GIVEN EXERCISE:
What number of lines in the material contain the word "danos"? Give that number alone.

[start]

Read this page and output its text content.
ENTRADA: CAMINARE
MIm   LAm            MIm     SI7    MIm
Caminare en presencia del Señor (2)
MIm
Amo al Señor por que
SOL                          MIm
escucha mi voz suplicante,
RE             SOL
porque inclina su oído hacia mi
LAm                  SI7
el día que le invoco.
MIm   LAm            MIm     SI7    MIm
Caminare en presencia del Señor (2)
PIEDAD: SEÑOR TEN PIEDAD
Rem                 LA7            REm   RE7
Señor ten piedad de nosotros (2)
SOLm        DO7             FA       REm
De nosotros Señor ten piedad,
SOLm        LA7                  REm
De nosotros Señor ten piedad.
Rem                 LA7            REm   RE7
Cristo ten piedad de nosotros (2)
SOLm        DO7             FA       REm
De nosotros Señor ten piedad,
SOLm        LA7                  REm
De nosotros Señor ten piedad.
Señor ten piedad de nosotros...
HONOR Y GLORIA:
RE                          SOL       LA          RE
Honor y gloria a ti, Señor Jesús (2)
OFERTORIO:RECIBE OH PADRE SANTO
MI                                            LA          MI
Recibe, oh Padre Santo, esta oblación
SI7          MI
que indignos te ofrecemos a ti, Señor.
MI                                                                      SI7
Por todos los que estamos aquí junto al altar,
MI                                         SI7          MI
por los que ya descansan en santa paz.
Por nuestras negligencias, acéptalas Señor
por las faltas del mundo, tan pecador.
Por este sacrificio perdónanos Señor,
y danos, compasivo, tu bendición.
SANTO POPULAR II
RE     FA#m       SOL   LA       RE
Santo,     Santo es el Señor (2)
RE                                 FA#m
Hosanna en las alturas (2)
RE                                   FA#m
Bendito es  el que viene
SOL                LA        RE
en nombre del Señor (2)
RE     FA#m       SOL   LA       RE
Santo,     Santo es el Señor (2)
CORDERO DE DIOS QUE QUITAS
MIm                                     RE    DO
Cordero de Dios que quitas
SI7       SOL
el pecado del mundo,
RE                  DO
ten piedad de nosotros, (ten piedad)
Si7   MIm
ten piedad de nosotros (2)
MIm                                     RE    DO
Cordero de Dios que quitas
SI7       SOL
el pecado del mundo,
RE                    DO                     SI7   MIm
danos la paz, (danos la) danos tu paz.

[end]

OUTPUT FOR THIS EXERCISE:
2